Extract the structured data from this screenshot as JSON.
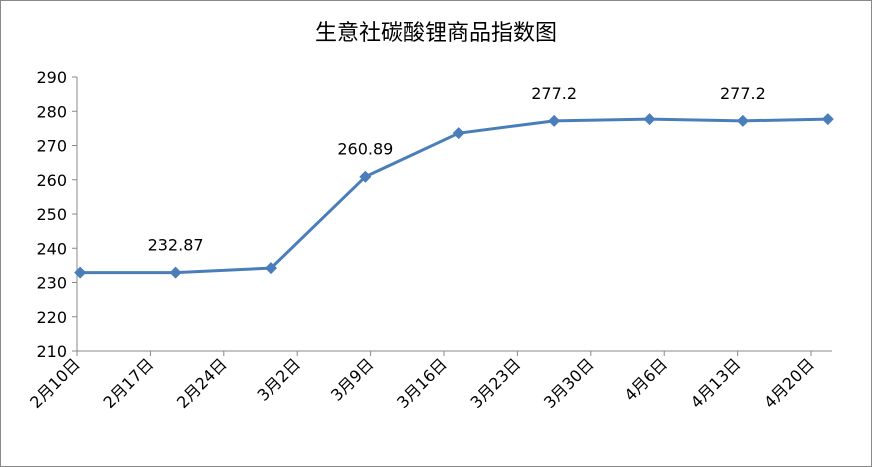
{
  "chart_data": {
    "type": "line",
    "title": "生意社碳酸锂商品指数图",
    "xlim": [
      0,
      72
    ],
    "xticks": [
      {
        "value": 0,
        "label": "2月10日"
      },
      {
        "value": 7,
        "label": "2月17日"
      },
      {
        "value": 14,
        "label": "2月24日"
      },
      {
        "value": 21,
        "label": "3月2日"
      },
      {
        "value": 28,
        "label": "3月9日"
      },
      {
        "value": 35,
        "label": "3月16日"
      },
      {
        "value": 42,
        "label": "3月23日"
      },
      {
        "value": 49,
        "label": "3月30日"
      },
      {
        "value": 56,
        "label": "4月6日"
      },
      {
        "value": 63,
        "label": "4月13日"
      },
      {
        "value": 70,
        "label": "4月20日"
      }
    ],
    "ylim": [
      210,
      290
    ],
    "yticks": [
      210,
      220,
      230,
      240,
      250,
      260,
      270,
      280,
      290
    ],
    "series": [
      {
        "color": "#4a7ebb",
        "x": [
          0.3,
          9.4,
          18.5,
          27.5,
          36.4,
          45.5,
          54.6,
          63.5,
          71.6
        ],
        "values": [
          232.9,
          232.87,
          234.2,
          260.89,
          273.6,
          277.2,
          277.7,
          277.2,
          277.7
        ],
        "value_labels": [
          null,
          "232.87",
          null,
          "260.89",
          null,
          "277.2",
          null,
          "277.2",
          null
        ]
      }
    ]
  }
}
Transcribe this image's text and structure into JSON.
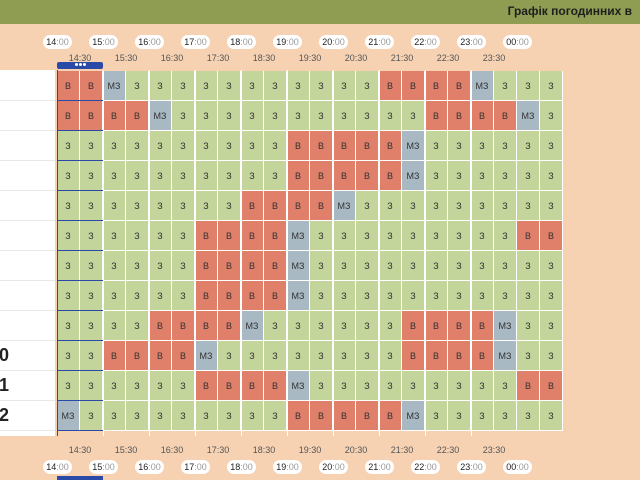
{
  "header": {
    "title": "Графік погодинних в"
  },
  "time_axis": {
    "hours": [
      {
        "h": "14",
        "m": ":00"
      },
      {
        "h": "15",
        "m": ":00"
      },
      {
        "h": "16",
        "m": ":00"
      },
      {
        "h": "17",
        "m": ":00"
      },
      {
        "h": "18",
        "m": ":00"
      },
      {
        "h": "19",
        "m": ":00"
      },
      {
        "h": "20",
        "m": ":00"
      },
      {
        "h": "21",
        "m": ":00"
      },
      {
        "h": "22",
        "m": ":00"
      },
      {
        "h": "23",
        "m": ":00"
      },
      {
        "h": "00",
        "m": ":00"
      }
    ],
    "half_labels": [
      "14:30",
      "15:30",
      "16:30",
      "17:30",
      "18:30",
      "19:30",
      "20:30",
      "21:30",
      "22:30",
      "23:30"
    ]
  },
  "rows": [
    {
      "label": "",
      "cells": "BBMZZZZZZZZZZZBBBBMZZZ"
    },
    {
      "label": "",
      "cells": "BBBBMZZZZZZZZZZZBBBBMZ"
    },
    {
      "label": "",
      "cells": "ZZZZZZZZZZBBBBBMZZZZZZ"
    },
    {
      "label": "",
      "cells": "ZZZZZZZZZZBBBBBMZZZZZZ"
    },
    {
      "label": "",
      "cells": "ZZZZZZZZBBBBMZZZZZZZZZ"
    },
    {
      "label": "",
      "cells": "ZZZZZZBBBBMZZZZZZZZZBB"
    },
    {
      "label": "",
      "cells": "ZZZZZZBBBBMZZZZZZZZZZZ"
    },
    {
      "label": "",
      "cells": "ZZZZZZBBBBMZZZZZZZZZZZ"
    },
    {
      "label": "",
      "cells": "ZZZZBBBBMZZZZZZBBBBMZZ"
    },
    {
      "label": "0",
      "cells": "ZZBBBBMZZZZZZZZBBBBMZZ"
    },
    {
      "label": "1",
      "cells": "ZZZZZZBBBBMZZZZZZZZZBB"
    },
    {
      "label": "2",
      "cells": "MZZZZZZZZZBBBBBMZZZZZZ"
    }
  ],
  "status_codes": {
    "B": {
      "text": "В",
      "color": "#e07f6a"
    },
    "Z": {
      "text": "З",
      "color": "#c3d59a"
    },
    "M": {
      "text": "МЗ",
      "color": "#a9b9c3"
    }
  },
  "colors": {
    "header_bg": "#8e9d52",
    "page_bg": "#f6d2b3",
    "current_slot": "#2a4aa8"
  }
}
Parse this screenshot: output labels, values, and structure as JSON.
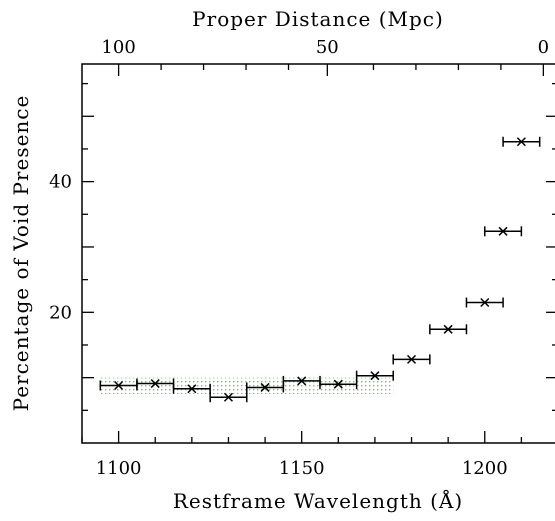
{
  "chart_data": {
    "type": "scatter",
    "xlabel": "Restframe Wavelength (Å)",
    "ylabel": "Percentage of Void Presence",
    "top_axis_label": "Proper Distance (Mpc)",
    "xlim": [
      1090,
      1220
    ],
    "ylim": [
      0,
      58
    ],
    "x_ticks": [
      1100,
      1150,
      1200
    ],
    "y_ticks": [
      20,
      40
    ],
    "top_ticks": [
      {
        "label": "100",
        "wavelength": 1100
      },
      {
        "label": "50",
        "wavelength": 1157
      },
      {
        "label": "0",
        "wavelength": 1216
      }
    ],
    "points": [
      {
        "x": 1100,
        "y": 8.8,
        "xerr": 5
      },
      {
        "x": 1110,
        "y": 9.1,
        "xerr": 5
      },
      {
        "x": 1120,
        "y": 8.3,
        "xerr": 5
      },
      {
        "x": 1130,
        "y": 7.0,
        "xerr": 5
      },
      {
        "x": 1140,
        "y": 8.5,
        "xerr": 5
      },
      {
        "x": 1150,
        "y": 9.5,
        "xerr": 5
      },
      {
        "x": 1160,
        "y": 9.0,
        "xerr": 5
      },
      {
        "x": 1170,
        "y": 10.3,
        "xerr": 5
      },
      {
        "x": 1180,
        "y": 12.8,
        "xerr": 5
      },
      {
        "x": 1190,
        "y": 17.4,
        "xerr": 5
      },
      {
        "x": 1200,
        "y": 21.5,
        "xerr": 5
      },
      {
        "x": 1205,
        "y": 32.4,
        "xerr": 5
      },
      {
        "x": 1210,
        "y": 46.1,
        "xerr": 5
      }
    ],
    "shaded_band": {
      "x": [
        1095,
        1175
      ],
      "y": [
        7.5,
        10.0
      ],
      "color": "#7ed07e"
    },
    "marker_color": "#000000"
  }
}
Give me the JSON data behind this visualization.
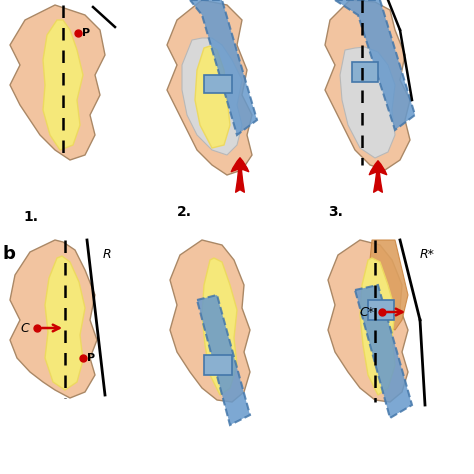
{
  "bg_color": "#ffffff",
  "skin_color": "#F2C4A0",
  "bone_color": "#F5E87A",
  "bone_yellow": "#EDD960",
  "blue_fill": "#6699CC",
  "blue_dashed_color": "#4477AA",
  "blue_rect_fill": "#8AB0D0",
  "gray_fill": "#D8D8D8",
  "gray_dark": "#B8B8B8",
  "orange_fill": "#DDA060",
  "red_color": "#CC0000",
  "black": "#000000",
  "label1": "1.",
  "label2": "2.",
  "label3": "3.",
  "label_b": "b",
  "label_P": "P",
  "label_C": "C",
  "label_Cstar": "C*",
  "label_R": "R",
  "label_Rstar": "R*"
}
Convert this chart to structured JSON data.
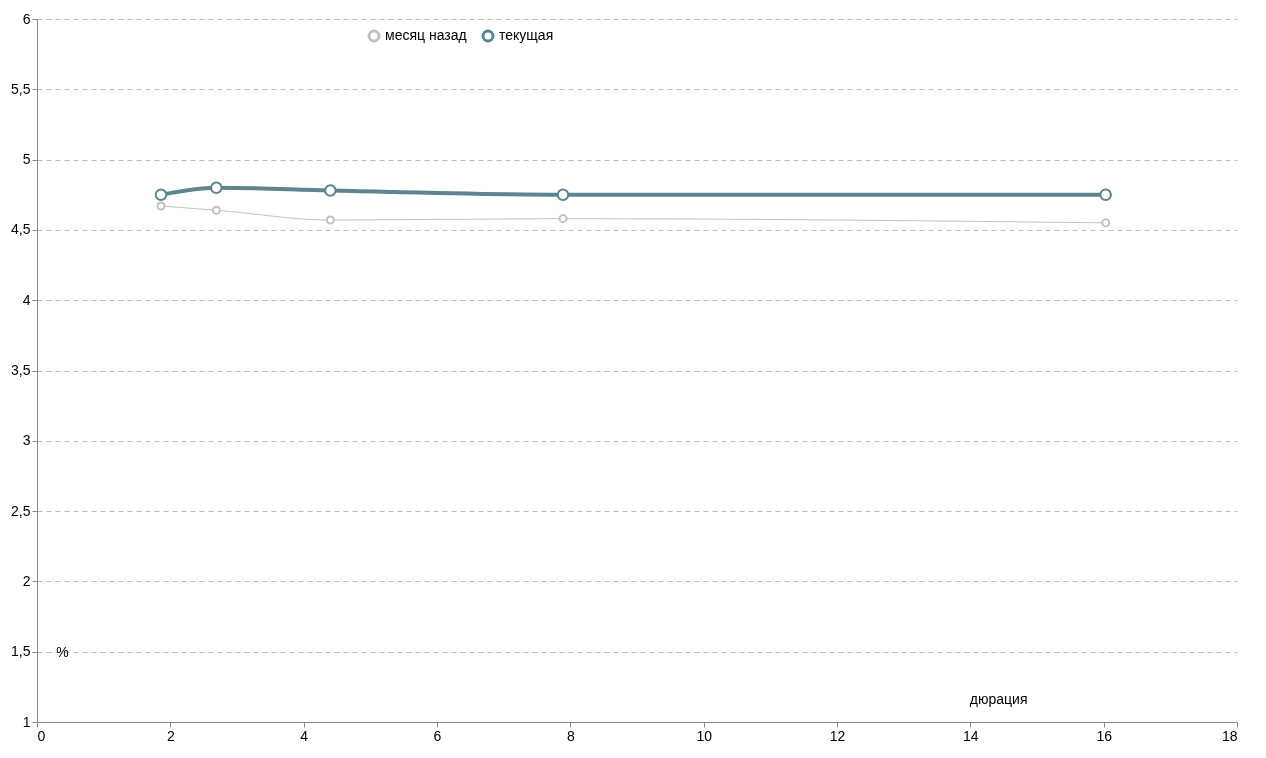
{
  "chart_data": {
    "type": "line",
    "xlabel": "дюрация",
    "ylabel": "%",
    "xlim": [
      0,
      18
    ],
    "xticks": [
      0,
      2,
      4,
      6,
      8,
      10,
      12,
      14,
      16,
      18
    ],
    "ylim": [
      1,
      6
    ],
    "yticks": [
      1,
      {
        "value": 1.5,
        "label": "1,5"
      },
      2,
      {
        "value": 2.5,
        "label": "2,5"
      },
      3,
      {
        "value": 3.5,
        "label": "3,5"
      },
      4,
      {
        "value": 4.5,
        "label": "4,5"
      },
      5,
      {
        "value": 5.5,
        "label": "5,5"
      },
      6
    ],
    "grid": "y",
    "legend": "top",
    "marker": "circle",
    "line_style": "solid",
    "series": [
      {
        "name": "месяц назад",
        "color": "#c0c0c0",
        "x": [
          1.86,
          2.69,
          4.4,
          7.89,
          16.03
        ],
        "values": [
          4.67,
          4.64,
          4.57,
          4.58,
          4.55
        ]
      },
      {
        "name": "текущая",
        "color": "#5b8591",
        "x": [
          1.86,
          2.69,
          4.4,
          7.89,
          16.03
        ],
        "values": [
          4.75,
          4.8,
          4.78,
          4.75,
          4.75
        ]
      }
    ]
  }
}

Given task
Pull out every line of the entries that includes the word "screenshot".

Solution
Extract the structured data from this screenshot as JSON.
Parse this screenshot: output labels, values, and structure as JSON.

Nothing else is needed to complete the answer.